_Exercise objective_
Every line of the records must be repeated exactly; pictures stay out.

_Supplied data_
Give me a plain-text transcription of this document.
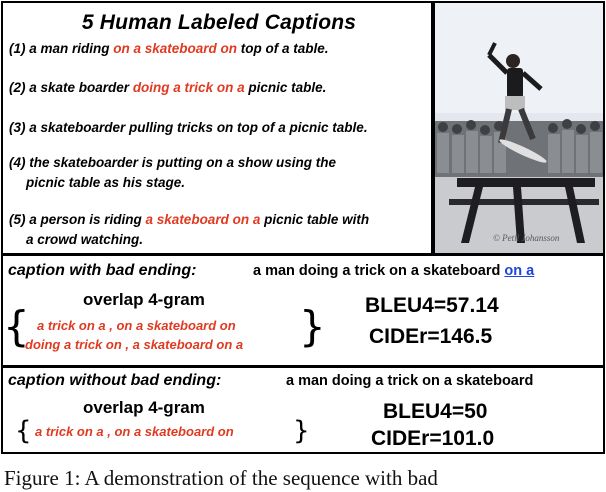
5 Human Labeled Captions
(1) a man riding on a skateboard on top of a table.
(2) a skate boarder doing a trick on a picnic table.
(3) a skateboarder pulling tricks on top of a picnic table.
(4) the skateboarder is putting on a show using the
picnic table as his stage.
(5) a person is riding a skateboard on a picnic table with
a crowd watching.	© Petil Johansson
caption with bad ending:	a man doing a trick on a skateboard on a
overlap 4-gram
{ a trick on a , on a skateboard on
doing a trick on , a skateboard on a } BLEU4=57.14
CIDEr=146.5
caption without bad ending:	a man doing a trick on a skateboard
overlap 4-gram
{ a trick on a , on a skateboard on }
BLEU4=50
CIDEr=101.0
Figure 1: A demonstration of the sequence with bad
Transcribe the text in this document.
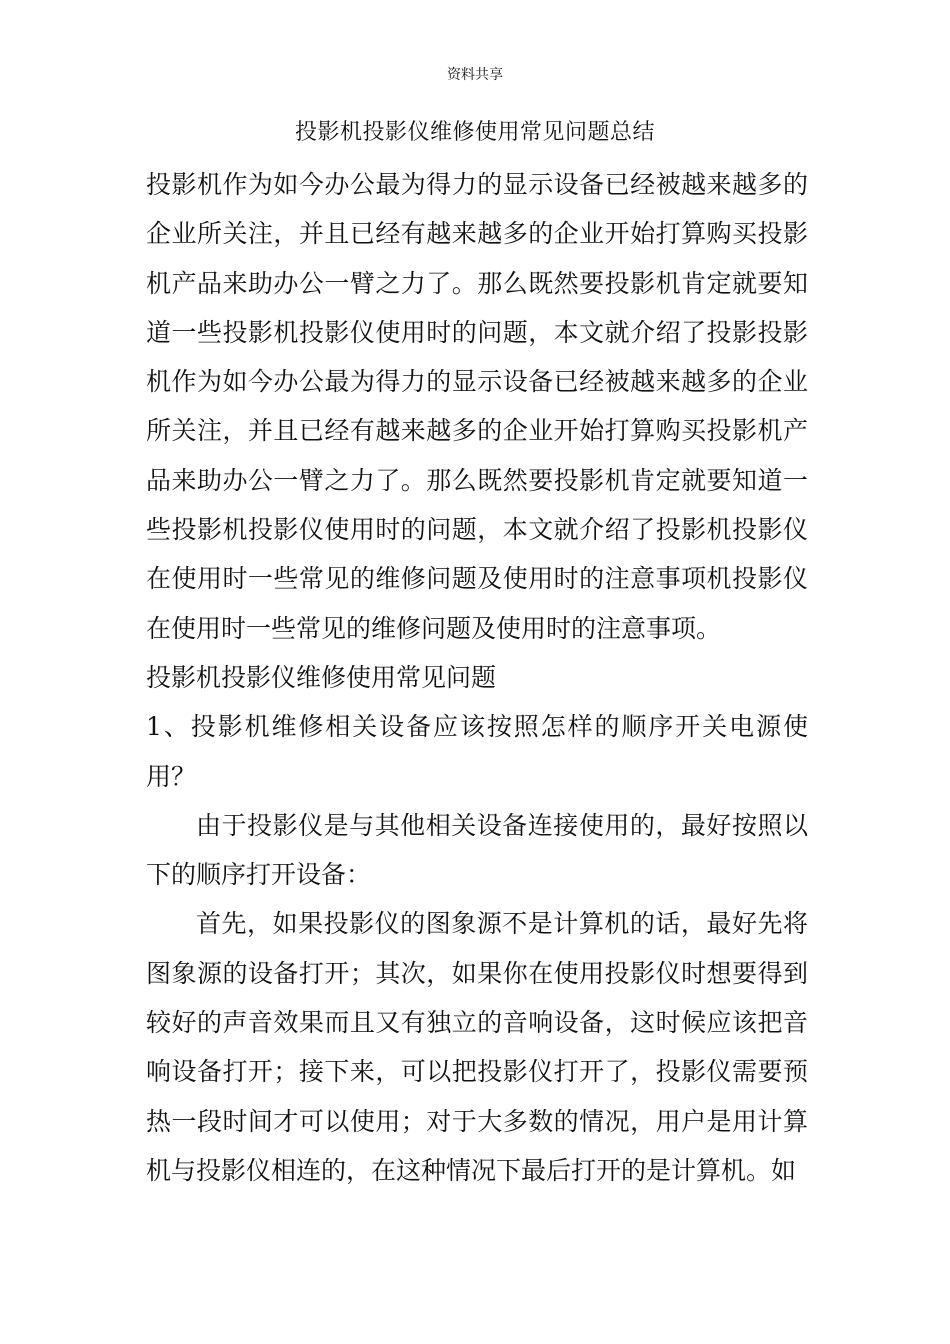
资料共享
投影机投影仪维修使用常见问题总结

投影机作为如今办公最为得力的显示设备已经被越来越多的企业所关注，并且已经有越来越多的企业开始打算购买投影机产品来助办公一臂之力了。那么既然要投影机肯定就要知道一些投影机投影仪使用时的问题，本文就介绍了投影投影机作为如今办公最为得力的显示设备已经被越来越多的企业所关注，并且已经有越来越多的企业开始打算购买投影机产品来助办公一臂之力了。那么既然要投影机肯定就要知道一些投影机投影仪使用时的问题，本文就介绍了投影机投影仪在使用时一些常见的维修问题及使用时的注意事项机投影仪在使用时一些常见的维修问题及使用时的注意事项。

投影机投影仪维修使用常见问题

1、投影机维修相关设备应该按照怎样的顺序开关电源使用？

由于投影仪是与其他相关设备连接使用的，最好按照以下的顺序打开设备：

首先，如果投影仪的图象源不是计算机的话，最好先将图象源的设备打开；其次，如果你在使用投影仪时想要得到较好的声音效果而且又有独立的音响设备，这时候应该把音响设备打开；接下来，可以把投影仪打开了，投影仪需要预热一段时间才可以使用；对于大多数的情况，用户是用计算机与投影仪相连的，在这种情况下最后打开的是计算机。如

_Correct answer_
Give me a plain-text transcription of this document.
5 Human Labeled Captions
(1) a man riding on a skateboard on top of a table.
(2) a skate boarder doing a trick on a picnic table.
(3) a skateboarder pulling tricks on top of a picnic table.
(4) the skateboarder is putting on a show using the
picnic table as his stage.
(5) a person is riding a skateboard on a picnic table with
a crowd watching.	© Petil Johansson
caption with bad ending:	a man doing a trick on a skateboard on a
overlap 4-gram
{ a trick on a , on a skateboard on
doing a trick on , a skateboard on a } BLEU4=57.14
CIDEr=146.5
caption without bad ending:	a man doing a trick on a skateboard
overlap 4-gram
{ a trick on a , on a skateboard on }
BLEU4=50
CIDEr=101.0
Figure 1: A demonstration of the sequence with bad
Transcribe the text in this document.
资料共享
投影机投影仪维修使用常见问题总结

投影机作为如今办公最为得力的显示设备已经被越来越多的企业所关注，并且已经有越来越多的企业开始打算购买投影机产品来助办公一臂之力了。那么既然要投影机肯定就要知道一些投影机投影仪使用时的问题，本文就介绍了投影投影机作为如今办公最为得力的显示设备已经被越来越多的企业所关注，并且已经有越来越多的企业开始打算购买投影机产品来助办公一臂之力了。那么既然要投影机肯定就要知道一些投影机投影仪使用时的问题，本文就介绍了投影机投影仪在使用时一些常见的维修问题及使用时的注意事项机投影仪在使用时一些常见的维修问题及使用时的注意事项。

投影机投影仪维修使用常见问题

1、投影机维修相关设备应该按照怎样的顺序开关电源使用？

由于投影仪是与其他相关设备连接使用的，最好按照以下的顺序打开设备：

首先，如果投影仪的图象源不是计算机的话，最好先将图象源的设备打开；其次，如果你在使用投影仪时想要得到较好的声音效果而且又有独立的音响设备，这时候应该把音响设备打开；接下来，可以把投影仪打开了，投影仪需要预热一段时间才可以使用；对于大多数的情况，用户是用计算机与投影仪相连的，在这种情况下最后打开的是计算机。如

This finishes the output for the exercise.